━━━━━ TEXT BLOCK ━━━━━

Objective
We previously demonstrated that in injured brain the level of asymmetry of CBF autoregulation between injured and uninjured hemispheres correlates with intracranial pressure, size of contusion, midline shift and larger asymmetry associates with worse outcome 1 . We extended our investigation on other indices describing cerebral haemodynamics, aiming Transcranial Doppler-derived Critical Closing Pressure (CCP). CCP is the arterial pressure below which the vessels theoretically collapse. Hypothetically it is the sum of intracranial pressure and vessels' wall tension in the cerebral circulation. Therefore, CCP has been postulated to be used as an ‘estimator’ of intracranial pressure. Other scientists also hypothesized that the measure of brain cerebral perfusion pressure would be more appropriate if it is expressed as a difference between arterial blood pressure and CCP rather than the difference between arterial and intracranial pressure 2 . We attempted to investigate these questions in clinical practice, studying trans-hemispherical asymmetry of CCP and its correlation with radiological findings on CT scans in head injury patients and comparing absolute values of CCP with various, directly monitored brain variables.
Method
Intracranial pressure (ICP), arterial blood pressure and middle cerebral artery blood flow velocity were recorded daily in 119 ventilated patients after head trauma. Waveforms were processed to calculate CCP. CT scans were analysed according to a system based on the Marshall classification. Outcome was assessed according to Glasgow Outcome Score at 6 time after injury.

━━━━━

:: REQUIRED WORK ::
(A) In the text on critical closing pressure after head injury, how many ventilated patients had their recordings taken daily?
(B) Go on with the text on critical closing pressure in head injury patients, starting after its last sentence.
The rows below come from a different source than the text above.

━━━━━ PROVIDED DATA ━━━━━

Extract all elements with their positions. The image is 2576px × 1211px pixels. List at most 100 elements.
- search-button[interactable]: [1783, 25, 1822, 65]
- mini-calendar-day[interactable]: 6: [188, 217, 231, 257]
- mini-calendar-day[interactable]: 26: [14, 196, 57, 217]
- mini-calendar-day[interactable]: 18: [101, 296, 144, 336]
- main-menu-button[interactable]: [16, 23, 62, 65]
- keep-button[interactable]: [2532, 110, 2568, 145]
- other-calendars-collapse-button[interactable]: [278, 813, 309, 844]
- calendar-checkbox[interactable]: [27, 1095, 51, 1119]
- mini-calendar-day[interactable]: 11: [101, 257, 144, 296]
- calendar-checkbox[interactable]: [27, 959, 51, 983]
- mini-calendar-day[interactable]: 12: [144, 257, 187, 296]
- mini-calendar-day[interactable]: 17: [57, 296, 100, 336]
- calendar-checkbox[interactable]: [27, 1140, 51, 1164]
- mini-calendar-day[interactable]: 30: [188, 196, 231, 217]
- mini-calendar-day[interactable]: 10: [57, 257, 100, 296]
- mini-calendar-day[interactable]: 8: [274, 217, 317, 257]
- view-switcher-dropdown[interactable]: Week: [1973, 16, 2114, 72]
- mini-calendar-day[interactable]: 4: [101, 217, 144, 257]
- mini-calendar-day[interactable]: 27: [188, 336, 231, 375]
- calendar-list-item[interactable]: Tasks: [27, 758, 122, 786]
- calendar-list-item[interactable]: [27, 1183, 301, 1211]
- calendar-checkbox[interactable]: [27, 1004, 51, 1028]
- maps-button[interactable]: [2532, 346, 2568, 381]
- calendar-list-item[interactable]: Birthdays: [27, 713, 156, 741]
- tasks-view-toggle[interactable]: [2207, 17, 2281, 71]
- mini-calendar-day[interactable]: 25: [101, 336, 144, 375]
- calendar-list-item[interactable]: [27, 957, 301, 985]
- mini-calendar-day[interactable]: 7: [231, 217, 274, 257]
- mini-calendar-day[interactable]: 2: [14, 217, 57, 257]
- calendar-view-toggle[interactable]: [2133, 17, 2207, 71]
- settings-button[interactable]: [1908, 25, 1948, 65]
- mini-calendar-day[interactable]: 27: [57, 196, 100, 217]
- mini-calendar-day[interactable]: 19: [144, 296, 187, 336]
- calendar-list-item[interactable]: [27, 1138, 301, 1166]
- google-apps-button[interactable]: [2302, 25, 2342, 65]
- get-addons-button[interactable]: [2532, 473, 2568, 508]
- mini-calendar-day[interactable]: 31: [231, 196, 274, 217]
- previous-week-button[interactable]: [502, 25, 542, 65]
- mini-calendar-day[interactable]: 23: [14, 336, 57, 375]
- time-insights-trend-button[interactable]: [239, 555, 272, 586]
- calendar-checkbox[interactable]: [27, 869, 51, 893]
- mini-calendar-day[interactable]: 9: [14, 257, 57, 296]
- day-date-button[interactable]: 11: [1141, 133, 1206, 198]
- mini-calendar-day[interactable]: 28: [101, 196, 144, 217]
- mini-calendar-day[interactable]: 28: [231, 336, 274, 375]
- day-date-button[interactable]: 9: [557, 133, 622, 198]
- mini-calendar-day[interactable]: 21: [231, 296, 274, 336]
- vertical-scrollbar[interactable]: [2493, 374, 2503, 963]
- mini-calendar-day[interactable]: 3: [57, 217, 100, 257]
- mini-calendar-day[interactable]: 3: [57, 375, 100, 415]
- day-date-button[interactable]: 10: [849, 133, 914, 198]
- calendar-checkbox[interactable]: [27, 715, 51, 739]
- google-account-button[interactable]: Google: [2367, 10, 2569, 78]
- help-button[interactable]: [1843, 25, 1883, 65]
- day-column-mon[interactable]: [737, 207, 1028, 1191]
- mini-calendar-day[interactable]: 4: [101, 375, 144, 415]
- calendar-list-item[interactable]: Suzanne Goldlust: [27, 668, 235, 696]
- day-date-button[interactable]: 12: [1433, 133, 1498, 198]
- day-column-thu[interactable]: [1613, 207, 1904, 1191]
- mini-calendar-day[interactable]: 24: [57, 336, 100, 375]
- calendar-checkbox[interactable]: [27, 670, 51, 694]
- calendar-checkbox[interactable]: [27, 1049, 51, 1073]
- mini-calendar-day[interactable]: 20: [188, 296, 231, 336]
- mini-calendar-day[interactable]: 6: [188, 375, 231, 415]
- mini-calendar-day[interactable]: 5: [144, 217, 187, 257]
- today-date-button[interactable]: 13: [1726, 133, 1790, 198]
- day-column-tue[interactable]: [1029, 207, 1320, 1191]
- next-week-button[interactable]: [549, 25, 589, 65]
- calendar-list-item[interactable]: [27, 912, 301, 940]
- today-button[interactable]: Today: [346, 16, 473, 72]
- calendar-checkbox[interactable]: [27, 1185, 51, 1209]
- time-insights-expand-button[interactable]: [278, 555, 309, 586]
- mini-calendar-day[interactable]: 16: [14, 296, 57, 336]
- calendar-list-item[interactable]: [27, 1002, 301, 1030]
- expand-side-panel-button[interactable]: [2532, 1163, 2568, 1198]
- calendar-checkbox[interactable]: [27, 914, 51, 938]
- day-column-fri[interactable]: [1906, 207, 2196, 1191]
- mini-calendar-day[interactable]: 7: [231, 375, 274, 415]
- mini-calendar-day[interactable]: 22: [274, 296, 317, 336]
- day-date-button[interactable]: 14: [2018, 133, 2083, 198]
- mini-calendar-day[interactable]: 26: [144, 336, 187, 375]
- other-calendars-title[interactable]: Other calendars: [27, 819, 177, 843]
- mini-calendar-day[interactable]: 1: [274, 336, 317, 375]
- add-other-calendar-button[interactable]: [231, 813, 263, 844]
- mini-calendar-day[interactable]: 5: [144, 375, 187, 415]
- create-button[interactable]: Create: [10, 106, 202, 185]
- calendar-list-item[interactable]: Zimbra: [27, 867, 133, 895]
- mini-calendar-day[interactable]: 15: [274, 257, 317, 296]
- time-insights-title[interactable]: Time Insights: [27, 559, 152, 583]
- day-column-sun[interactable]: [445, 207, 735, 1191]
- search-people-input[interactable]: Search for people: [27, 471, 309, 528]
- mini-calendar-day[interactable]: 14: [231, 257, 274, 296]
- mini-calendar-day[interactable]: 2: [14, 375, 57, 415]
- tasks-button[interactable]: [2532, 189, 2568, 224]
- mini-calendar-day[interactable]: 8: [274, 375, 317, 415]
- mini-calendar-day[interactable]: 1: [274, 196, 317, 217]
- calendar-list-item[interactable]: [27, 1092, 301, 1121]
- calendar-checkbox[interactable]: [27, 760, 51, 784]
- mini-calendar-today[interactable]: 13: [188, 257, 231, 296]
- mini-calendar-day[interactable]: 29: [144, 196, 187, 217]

━━━━━

:: OUTPUTS BY TASK ::
(A) 119

(B)
Results
Left-right differences in CCP correlated with midline shift on the CT scan (r=0. 48; p<0.02) showing lower CCP at the side of brain expansion. Asymmetry of CCP also corresponded with the side of the head lesion (p<0.007) and the side of the craniotomy where it was performed (p<0.012). In both cases CCP was lower at the affected side of the brain than on contralateral side. Absolute CCP weakly correlated with brain swelling (r=−0.23; p<0.03) and arterial pressure (r=0.21; p<0.02) but did not correlate with ICP. Correlation between CCP and cerebrovascular resistance (calculated as cerebral perfusion pressure and blood flow velocity was excellent (R=0.5; p<0.001). Cerebral perfusion pressure calculated as the difference between mean arterial pressure and CCP did not correlate with outcome, while ‘traditional’ cerebral perfusion pressure (mean arterial pressure minus intracranial pressure) did.
Conclusions
Critical closing pressure is disturbed by localised brain lesions. Its asymmetry corresponds to asymmetrical findings on CT scans. CCP seems to describe vascular resistance better than to approximate intracranial pressure. Our data suggest that on side of brain contusion, brain expansion leading to the midline shift, or craniotomy vessels are more dilated than on contra lateral side, rendering cerebrovascular resistance to decrease.